**Request**: Skip the pictures. Copy all the rest of the records down exactly.

(Chart and figure data)
┄┄┄┄┄┄┄┄┄┄┄┄┄┄┄┄┄┄┄┄

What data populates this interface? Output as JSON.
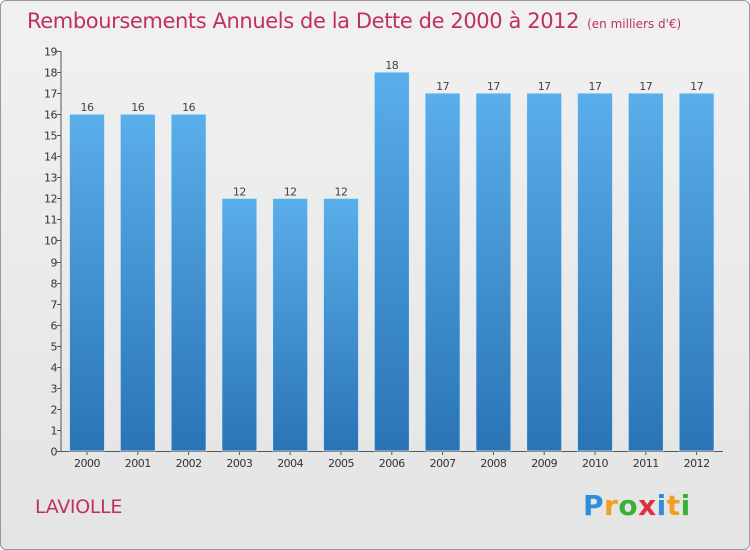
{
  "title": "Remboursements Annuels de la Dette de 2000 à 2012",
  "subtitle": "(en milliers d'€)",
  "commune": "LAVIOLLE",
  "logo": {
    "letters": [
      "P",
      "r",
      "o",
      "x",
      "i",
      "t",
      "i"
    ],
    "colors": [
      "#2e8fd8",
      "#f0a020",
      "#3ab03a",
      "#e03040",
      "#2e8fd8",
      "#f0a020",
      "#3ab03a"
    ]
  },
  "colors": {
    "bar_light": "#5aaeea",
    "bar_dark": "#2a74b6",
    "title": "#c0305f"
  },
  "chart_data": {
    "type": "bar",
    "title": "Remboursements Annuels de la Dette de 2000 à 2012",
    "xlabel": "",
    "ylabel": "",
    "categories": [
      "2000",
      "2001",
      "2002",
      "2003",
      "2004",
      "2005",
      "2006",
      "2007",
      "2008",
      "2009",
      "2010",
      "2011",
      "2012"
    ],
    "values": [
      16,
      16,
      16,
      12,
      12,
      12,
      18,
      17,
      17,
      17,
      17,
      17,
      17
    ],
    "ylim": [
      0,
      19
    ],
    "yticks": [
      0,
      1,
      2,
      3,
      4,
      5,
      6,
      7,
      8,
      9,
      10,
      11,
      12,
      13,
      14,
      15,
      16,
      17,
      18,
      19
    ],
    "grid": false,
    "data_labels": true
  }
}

┄┄┄┄┄┄┄┄┄┄┄┄┄┄┄┄┄┄┄┄

**Solution to this task**:
What data populates this interface? Output as JSON.
{
  "title": "Remboursements Annuels de la Dette de 2000 à 2012",
  "subtitle": "(en milliers d'€)",
  "commune": "LAVIOLLE",
  "logo": {
    "letters": [
      "P",
      "r",
      "o",
      "x",
      "i",
      "t",
      "i"
    ],
    "colors": [
      "#2e8fd8",
      "#f0a020",
      "#3ab03a",
      "#e03040",
      "#2e8fd8",
      "#f0a020",
      "#3ab03a"
    ]
  },
  "colors": {
    "bar_light": "#5aaeea",
    "bar_dark": "#2a74b6",
    "title": "#c0305f"
  },
  "chart_data": {
    "type": "bar",
    "title": "Remboursements Annuels de la Dette de 2000 à 2012",
    "xlabel": "",
    "ylabel": "",
    "categories": [
      "2000",
      "2001",
      "2002",
      "2003",
      "2004",
      "2005",
      "2006",
      "2007",
      "2008",
      "2009",
      "2010",
      "2011",
      "2012"
    ],
    "values": [
      16,
      16,
      16,
      12,
      12,
      12,
      18,
      17,
      17,
      17,
      17,
      17,
      17
    ],
    "ylim": [
      0,
      19
    ],
    "yticks": [
      0,
      1,
      2,
      3,
      4,
      5,
      6,
      7,
      8,
      9,
      10,
      11,
      12,
      13,
      14,
      15,
      16,
      17,
      18,
      19
    ],
    "grid": false,
    "data_labels": true
  }
}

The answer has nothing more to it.